GIVEN PROBLEM
Your task is to transcribe all of the records exactly and leave out the pictures.

------------------------

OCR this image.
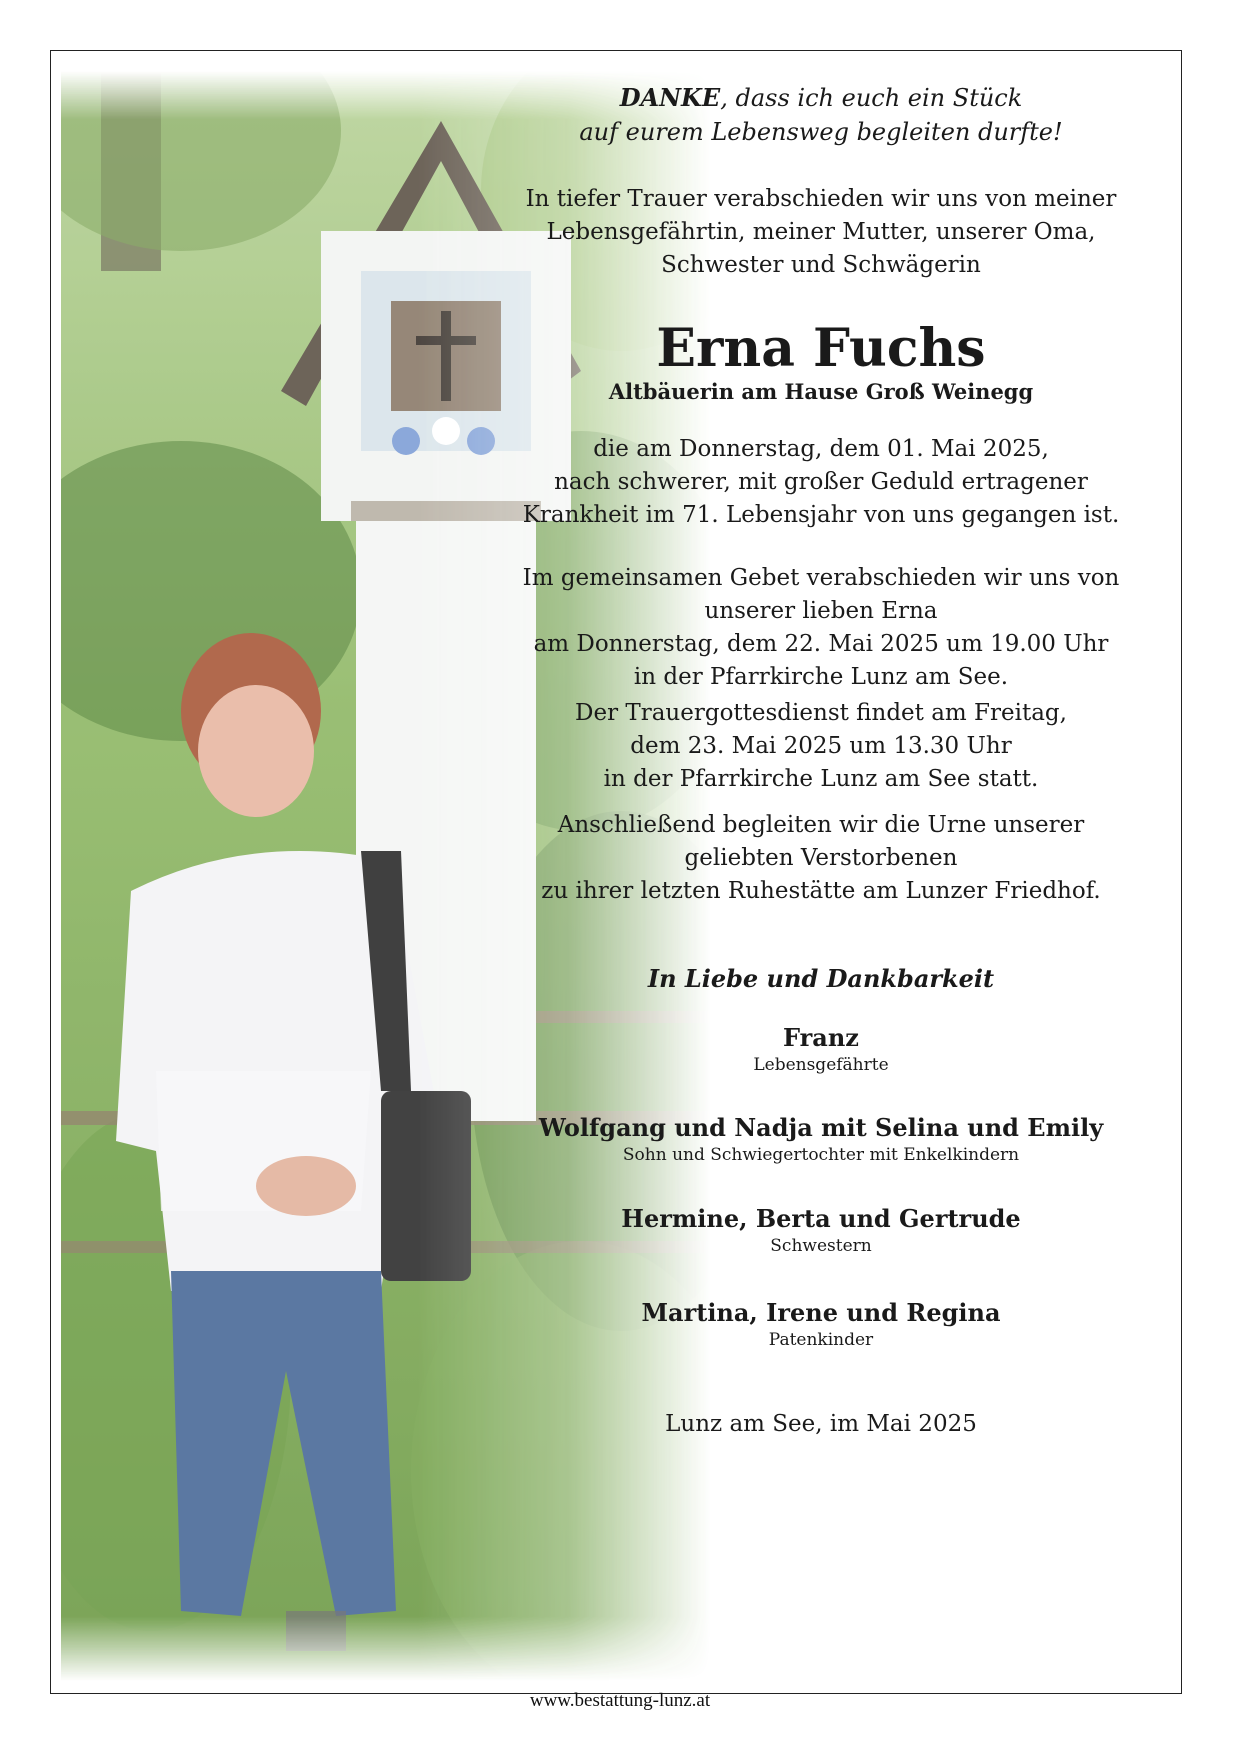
DANKE, dass ich euch ein Stück
auf eurem Lebensweg begleiten durfte!
In tiefer Trauer verabschieden wir uns von meiner
Lebensgefährtin, meiner Mutter, unserer Oma,
Schwester und Schwägerin
Erna Fuchs
Altbäuerin am Hause Groß Weinegg
die am Donnerstag, dem 01. Mai 2025,
nach schwerer, mit großer Geduld ertragener
Krankheit im 71. Lebensjahr von uns gegangen ist.
Im gemeinsamen Gebet verabschieden wir uns von
unserer lieben Erna
am Donnerstag, dem 22. Mai 2025 um 19.00 Uhr
in der Pfarrkirche Lunz am See.
Der Trauergottesdienst findet am Freitag,
dem 23. Mai 2025 um 13.30 Uhr
in der Pfarrkirche Lunz am See statt.
Anschließend begleiten wir die Urne unserer
geliebten Verstorbenen
zu ihrer letzten Ruhestätte am Lunzer Friedhof.
In Liebe und Dankbarkeit
Franz
Lebensgefährte
Wolfgang und Nadja mit Selina und Emily
Sohn und Schwiegertochter mit Enkelkindern
Hermine, Berta und Gertrude
Schwestern
Martina, Irene und Regina
Patenkinder
Lunz am See, im Mai 2025
www.bestattung-lunz.at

------------------------

SOLVED EXERCISE
OCR this image.
DANKE, dass ich euch ein Stück
auf eurem Lebensweg begleiten durfte!
In tiefer Trauer verabschieden wir uns von meiner
Lebensgefährtin, meiner Mutter, unserer Oma,
Schwester und Schwägerin
Erna Fuchs
Altbäuerin am Hause Groß Weinegg
die am Donnerstag, dem 01. Mai 2025,
nach schwerer, mit großer Geduld ertragener
Krankheit im 71. Lebensjahr von uns gegangen ist.
Im gemeinsamen Gebet verabschieden wir uns von
unserer lieben Erna
am Donnerstag, dem 22. Mai 2025 um 19.00 Uhr
in der Pfarrkirche Lunz am See.
Der Trauergottesdienst findet am Freitag,
dem 23. Mai 2025 um 13.30 Uhr
in der Pfarrkirche Lunz am See statt.
Anschließend begleiten wir die Urne unserer
geliebten Verstorbenen
zu ihrer letzten Ruhestätte am Lunzer Friedhof.
In Liebe und Dankbarkeit
Franz
Lebensgefährte
Wolfgang und Nadja mit Selina und Emily
Sohn und Schwiegertochter mit Enkelkindern
Hermine, Berta und Gertrude
Schwestern
Martina, Irene und Regina
Patenkinder
Lunz am See, im Mai 2025
www.bestattung-lunz.at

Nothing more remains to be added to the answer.